> **What to produce**: Your task is to copy every line of the entries that contains "Glycerin".

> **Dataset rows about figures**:
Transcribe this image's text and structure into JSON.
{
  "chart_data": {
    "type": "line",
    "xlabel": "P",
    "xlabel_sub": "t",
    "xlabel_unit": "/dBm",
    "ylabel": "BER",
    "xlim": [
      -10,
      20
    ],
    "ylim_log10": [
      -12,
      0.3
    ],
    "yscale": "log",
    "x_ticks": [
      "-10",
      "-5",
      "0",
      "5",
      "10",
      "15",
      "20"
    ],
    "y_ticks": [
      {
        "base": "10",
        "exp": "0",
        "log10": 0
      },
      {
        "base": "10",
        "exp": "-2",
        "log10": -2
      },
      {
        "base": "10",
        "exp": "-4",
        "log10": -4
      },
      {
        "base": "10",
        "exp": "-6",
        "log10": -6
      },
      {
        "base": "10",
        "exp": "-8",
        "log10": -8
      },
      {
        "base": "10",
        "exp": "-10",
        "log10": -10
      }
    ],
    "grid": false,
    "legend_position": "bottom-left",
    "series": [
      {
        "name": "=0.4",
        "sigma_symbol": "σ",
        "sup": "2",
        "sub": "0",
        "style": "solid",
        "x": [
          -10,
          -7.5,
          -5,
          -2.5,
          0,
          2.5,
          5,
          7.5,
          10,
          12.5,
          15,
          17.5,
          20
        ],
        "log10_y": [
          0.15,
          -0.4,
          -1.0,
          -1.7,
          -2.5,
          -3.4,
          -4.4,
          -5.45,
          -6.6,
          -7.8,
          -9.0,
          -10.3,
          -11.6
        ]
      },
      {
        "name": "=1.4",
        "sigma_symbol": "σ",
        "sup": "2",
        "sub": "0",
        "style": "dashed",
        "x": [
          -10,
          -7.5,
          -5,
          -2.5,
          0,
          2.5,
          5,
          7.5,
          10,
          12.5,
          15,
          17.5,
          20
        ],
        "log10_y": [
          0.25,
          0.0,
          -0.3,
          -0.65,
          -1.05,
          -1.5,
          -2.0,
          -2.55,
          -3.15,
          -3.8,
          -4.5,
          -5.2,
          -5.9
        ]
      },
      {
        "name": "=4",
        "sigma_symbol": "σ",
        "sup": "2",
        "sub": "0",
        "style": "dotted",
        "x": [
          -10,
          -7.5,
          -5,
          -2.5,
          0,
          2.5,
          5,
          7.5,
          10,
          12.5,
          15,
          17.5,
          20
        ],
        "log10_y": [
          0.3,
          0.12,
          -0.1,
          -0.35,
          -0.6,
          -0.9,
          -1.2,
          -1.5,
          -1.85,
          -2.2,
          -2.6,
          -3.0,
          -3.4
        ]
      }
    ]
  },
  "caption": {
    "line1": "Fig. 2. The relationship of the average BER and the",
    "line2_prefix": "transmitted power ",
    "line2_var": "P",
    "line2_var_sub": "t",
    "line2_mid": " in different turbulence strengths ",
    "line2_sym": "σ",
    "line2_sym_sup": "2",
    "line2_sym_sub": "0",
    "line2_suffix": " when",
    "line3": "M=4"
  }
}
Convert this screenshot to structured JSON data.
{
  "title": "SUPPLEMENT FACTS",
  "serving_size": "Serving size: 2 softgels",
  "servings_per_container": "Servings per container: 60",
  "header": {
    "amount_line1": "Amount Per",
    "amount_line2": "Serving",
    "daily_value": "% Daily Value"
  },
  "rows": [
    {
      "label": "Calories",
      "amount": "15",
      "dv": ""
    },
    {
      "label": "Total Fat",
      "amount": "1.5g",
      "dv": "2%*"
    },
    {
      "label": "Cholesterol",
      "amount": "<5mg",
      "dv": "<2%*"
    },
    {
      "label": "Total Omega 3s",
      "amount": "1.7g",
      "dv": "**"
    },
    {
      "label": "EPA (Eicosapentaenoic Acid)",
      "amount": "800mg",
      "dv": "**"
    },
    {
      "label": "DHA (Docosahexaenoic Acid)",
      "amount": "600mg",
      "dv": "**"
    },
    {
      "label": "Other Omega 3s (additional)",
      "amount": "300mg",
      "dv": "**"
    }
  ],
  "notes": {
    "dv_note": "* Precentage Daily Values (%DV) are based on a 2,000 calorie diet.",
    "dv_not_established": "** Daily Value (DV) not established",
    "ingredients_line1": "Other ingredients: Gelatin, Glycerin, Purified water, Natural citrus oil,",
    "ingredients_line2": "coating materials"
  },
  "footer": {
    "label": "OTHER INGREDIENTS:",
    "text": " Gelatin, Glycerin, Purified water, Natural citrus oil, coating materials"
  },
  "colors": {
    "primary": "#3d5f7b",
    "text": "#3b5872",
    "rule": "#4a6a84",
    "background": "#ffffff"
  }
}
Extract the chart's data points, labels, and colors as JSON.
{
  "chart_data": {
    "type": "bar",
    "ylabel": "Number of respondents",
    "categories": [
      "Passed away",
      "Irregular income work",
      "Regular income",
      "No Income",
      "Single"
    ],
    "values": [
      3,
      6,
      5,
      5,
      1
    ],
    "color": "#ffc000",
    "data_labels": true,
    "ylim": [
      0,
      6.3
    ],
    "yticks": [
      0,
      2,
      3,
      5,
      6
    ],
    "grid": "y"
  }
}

> **Output for this exercise**:
    "ingredients_line1": "Other ingredients: Gelatin, Glycerin, Purified water, Natural citrus oil,",
    "text": " Gelatin, Glycerin, Purified water, Natural citrus oil, coating materials"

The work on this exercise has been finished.